>> Start Information provided
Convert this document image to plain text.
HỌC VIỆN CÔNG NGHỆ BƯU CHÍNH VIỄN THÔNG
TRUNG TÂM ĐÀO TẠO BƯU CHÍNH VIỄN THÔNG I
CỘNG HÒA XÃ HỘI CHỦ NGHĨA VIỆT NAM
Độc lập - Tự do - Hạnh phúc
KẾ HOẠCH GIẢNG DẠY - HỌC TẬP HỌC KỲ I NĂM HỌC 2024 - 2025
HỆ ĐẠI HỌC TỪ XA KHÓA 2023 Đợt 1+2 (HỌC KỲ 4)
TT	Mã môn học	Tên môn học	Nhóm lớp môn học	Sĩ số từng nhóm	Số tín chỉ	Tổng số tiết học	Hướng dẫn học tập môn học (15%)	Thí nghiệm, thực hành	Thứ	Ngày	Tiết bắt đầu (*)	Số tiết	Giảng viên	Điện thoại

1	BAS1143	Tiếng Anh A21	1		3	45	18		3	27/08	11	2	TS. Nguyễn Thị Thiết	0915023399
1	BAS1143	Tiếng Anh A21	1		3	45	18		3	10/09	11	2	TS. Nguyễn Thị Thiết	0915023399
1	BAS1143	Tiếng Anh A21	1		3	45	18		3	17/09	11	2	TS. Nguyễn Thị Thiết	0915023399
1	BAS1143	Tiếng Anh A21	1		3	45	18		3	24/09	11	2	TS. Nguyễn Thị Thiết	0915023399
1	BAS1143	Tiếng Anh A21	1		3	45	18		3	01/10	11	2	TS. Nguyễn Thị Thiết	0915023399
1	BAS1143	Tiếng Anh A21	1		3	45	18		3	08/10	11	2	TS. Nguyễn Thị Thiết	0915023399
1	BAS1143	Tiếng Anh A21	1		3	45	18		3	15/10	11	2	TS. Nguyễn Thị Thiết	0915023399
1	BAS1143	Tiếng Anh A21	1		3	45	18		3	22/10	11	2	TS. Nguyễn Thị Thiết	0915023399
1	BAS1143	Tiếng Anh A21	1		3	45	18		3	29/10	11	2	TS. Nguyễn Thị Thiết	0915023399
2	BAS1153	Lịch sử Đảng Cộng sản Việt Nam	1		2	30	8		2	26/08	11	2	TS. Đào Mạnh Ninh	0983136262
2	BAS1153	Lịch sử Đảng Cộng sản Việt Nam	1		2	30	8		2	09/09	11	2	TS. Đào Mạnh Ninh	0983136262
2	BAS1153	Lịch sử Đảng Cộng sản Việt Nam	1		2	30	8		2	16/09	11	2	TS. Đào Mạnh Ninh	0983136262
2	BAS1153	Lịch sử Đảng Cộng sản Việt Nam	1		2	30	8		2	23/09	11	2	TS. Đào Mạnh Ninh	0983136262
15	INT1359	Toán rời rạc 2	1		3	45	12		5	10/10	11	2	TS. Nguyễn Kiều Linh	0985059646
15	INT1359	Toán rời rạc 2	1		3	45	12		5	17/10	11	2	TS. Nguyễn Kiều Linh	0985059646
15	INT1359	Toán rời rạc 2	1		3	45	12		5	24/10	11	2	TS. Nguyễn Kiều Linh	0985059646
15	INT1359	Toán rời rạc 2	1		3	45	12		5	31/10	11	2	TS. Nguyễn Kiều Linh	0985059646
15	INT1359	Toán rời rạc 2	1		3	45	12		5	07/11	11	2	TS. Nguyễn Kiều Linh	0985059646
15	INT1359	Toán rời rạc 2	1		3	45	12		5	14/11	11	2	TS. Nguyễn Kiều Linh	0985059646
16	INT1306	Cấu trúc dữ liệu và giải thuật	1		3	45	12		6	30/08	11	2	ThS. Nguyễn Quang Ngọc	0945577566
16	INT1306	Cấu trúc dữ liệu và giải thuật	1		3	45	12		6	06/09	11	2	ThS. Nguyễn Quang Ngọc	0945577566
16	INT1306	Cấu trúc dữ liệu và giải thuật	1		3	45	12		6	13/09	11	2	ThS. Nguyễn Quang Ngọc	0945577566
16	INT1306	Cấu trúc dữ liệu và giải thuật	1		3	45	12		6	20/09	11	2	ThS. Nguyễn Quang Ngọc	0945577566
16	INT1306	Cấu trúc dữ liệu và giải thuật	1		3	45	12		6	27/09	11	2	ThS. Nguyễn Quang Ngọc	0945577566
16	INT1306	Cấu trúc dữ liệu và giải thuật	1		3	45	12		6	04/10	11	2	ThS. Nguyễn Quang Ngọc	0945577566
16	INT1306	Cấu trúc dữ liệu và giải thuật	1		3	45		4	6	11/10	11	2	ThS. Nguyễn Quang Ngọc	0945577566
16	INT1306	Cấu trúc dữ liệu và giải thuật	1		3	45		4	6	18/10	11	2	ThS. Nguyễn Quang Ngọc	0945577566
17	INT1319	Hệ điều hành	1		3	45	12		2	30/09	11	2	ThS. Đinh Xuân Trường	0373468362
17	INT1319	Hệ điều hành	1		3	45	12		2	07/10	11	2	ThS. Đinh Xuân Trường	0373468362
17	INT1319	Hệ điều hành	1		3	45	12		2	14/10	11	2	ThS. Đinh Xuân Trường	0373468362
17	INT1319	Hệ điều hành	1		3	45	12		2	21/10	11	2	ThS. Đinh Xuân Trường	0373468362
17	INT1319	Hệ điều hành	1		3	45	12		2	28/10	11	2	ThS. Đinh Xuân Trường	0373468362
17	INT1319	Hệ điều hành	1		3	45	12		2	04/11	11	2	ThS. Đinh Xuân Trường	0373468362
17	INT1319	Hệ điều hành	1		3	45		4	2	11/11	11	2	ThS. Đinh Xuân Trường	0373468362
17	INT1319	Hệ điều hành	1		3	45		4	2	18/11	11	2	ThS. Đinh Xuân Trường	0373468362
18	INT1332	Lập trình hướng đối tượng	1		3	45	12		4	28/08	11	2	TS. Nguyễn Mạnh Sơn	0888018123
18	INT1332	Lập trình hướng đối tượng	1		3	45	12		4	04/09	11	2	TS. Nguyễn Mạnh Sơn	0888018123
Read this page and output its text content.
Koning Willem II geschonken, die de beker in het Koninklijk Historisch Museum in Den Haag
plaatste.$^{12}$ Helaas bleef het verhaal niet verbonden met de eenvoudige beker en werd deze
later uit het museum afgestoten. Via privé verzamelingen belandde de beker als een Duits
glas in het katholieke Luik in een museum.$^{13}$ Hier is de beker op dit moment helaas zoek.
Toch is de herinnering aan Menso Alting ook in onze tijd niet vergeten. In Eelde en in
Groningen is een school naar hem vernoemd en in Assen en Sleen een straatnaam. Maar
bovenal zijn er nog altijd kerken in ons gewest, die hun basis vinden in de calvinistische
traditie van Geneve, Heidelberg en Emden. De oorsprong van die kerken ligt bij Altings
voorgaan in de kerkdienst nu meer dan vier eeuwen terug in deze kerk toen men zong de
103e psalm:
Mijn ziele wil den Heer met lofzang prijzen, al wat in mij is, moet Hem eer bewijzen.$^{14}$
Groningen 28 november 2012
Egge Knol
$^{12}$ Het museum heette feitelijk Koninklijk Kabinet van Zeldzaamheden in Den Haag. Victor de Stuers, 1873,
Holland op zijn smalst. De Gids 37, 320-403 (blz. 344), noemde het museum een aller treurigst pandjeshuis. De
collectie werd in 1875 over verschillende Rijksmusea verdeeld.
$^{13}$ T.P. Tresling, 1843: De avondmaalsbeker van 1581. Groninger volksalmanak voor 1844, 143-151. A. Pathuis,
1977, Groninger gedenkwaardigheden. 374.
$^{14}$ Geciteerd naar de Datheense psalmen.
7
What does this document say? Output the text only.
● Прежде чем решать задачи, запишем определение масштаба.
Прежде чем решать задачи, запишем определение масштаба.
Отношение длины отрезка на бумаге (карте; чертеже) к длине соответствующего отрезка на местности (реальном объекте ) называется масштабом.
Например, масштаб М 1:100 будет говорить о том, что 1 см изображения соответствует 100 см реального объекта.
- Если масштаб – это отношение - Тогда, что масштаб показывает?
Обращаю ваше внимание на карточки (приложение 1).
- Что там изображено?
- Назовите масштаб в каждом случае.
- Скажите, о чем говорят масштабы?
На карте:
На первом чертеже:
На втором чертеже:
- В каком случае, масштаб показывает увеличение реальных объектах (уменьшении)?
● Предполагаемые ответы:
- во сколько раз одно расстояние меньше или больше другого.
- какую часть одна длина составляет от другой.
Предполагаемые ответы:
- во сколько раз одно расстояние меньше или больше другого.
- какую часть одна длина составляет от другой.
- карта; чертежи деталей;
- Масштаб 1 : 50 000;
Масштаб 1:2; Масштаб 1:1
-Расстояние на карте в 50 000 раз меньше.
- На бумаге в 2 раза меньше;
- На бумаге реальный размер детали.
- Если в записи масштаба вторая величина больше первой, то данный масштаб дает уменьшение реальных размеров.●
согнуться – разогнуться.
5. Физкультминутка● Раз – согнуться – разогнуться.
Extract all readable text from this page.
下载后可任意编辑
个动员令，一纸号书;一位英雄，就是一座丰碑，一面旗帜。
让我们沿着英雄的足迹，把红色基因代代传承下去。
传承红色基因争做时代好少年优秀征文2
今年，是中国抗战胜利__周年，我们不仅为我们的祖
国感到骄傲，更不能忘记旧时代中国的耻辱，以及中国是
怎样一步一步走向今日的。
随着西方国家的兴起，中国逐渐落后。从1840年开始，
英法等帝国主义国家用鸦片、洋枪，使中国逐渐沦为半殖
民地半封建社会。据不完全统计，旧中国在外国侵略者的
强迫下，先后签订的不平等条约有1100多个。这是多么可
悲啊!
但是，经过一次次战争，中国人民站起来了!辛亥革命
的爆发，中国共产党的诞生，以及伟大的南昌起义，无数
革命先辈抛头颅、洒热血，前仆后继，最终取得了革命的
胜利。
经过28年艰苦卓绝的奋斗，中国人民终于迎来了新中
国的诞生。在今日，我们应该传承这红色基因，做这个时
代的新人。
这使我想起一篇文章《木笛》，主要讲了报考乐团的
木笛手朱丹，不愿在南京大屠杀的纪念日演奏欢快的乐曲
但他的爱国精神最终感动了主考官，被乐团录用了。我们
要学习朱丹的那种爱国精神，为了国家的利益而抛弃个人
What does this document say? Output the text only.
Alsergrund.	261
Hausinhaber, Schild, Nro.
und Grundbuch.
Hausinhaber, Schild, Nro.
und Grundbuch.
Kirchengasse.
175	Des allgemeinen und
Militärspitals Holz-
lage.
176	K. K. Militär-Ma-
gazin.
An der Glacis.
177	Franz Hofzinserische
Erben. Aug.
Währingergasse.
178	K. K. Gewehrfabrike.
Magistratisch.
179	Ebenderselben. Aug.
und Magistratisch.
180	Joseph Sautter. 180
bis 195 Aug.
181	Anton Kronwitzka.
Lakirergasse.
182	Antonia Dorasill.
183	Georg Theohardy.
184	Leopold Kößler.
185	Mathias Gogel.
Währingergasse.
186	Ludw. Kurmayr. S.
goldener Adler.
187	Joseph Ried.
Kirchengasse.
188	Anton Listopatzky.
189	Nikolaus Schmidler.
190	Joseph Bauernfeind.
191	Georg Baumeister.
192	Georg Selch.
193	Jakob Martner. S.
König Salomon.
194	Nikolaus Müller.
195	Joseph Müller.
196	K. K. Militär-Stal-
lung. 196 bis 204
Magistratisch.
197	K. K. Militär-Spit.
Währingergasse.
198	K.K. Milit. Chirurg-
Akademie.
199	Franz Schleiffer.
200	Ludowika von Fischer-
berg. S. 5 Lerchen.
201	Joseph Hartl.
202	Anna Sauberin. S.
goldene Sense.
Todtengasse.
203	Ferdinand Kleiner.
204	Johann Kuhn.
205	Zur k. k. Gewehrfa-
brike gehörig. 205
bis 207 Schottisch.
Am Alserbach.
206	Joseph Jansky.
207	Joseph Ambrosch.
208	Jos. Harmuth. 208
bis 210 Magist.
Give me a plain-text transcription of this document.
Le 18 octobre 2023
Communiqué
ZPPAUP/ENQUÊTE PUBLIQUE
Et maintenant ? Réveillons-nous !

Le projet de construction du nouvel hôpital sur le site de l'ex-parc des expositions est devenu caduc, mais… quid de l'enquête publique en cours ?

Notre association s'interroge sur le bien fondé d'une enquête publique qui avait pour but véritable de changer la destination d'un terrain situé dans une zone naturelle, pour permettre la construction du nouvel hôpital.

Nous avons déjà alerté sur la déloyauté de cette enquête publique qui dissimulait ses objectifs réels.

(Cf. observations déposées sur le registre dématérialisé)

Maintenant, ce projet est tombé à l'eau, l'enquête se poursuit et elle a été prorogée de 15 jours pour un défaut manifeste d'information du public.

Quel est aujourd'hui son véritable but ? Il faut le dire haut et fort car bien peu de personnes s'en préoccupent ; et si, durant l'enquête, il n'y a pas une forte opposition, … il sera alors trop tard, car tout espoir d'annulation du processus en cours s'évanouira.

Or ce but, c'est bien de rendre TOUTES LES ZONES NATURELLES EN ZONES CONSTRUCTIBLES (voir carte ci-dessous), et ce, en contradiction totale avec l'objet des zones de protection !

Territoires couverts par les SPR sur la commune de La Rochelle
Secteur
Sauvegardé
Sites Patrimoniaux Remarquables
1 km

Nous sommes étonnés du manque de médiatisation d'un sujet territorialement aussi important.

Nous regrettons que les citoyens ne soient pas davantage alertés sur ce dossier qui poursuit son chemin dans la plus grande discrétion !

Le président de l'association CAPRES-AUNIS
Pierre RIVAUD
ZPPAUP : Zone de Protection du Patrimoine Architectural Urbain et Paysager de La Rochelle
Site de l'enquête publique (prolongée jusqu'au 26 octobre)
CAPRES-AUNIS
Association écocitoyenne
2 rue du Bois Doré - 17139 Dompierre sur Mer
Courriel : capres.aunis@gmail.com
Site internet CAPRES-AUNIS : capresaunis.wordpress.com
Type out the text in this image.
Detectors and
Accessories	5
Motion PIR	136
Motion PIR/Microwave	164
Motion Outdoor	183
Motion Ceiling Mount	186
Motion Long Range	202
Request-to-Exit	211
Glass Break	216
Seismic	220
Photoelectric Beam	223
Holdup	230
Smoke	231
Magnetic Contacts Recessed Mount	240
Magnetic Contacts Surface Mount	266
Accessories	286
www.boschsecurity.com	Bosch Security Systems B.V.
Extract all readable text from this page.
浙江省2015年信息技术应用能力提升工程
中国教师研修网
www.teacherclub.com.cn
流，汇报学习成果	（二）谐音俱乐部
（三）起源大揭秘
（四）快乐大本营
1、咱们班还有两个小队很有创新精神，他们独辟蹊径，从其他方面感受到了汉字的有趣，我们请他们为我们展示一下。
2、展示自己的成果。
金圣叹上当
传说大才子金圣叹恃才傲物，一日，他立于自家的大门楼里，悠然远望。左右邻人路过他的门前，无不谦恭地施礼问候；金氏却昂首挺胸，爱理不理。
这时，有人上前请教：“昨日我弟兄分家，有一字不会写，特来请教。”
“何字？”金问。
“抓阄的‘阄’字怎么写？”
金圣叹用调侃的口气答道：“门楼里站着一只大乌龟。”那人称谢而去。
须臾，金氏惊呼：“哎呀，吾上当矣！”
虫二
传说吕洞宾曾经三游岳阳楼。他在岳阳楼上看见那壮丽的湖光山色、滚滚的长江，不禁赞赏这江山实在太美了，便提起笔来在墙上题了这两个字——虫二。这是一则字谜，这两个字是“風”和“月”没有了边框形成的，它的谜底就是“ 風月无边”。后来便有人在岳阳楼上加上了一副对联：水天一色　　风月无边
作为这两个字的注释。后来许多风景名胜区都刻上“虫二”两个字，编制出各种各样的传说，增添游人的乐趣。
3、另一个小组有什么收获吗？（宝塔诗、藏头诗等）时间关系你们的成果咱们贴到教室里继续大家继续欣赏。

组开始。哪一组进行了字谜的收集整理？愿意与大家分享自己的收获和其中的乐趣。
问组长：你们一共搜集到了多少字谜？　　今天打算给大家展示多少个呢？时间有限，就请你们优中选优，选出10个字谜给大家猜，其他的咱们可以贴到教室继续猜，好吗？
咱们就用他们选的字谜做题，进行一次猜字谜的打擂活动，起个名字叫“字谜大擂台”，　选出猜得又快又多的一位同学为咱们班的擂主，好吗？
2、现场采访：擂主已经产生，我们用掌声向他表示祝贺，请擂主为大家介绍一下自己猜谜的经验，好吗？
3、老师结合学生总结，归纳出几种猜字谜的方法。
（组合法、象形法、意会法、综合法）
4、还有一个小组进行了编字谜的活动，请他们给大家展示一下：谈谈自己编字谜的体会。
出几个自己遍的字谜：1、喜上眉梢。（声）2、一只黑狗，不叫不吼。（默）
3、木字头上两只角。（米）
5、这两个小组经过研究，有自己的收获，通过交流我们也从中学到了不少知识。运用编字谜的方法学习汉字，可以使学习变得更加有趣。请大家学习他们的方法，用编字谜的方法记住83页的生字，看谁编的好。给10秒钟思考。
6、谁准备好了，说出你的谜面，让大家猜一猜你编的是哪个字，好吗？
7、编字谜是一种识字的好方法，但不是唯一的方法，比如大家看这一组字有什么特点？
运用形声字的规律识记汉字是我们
>> End Information provided
**To do:** Only the count is wanted: report how many lines of the material above hold the word "thuật".

**Answer to the problem:** 8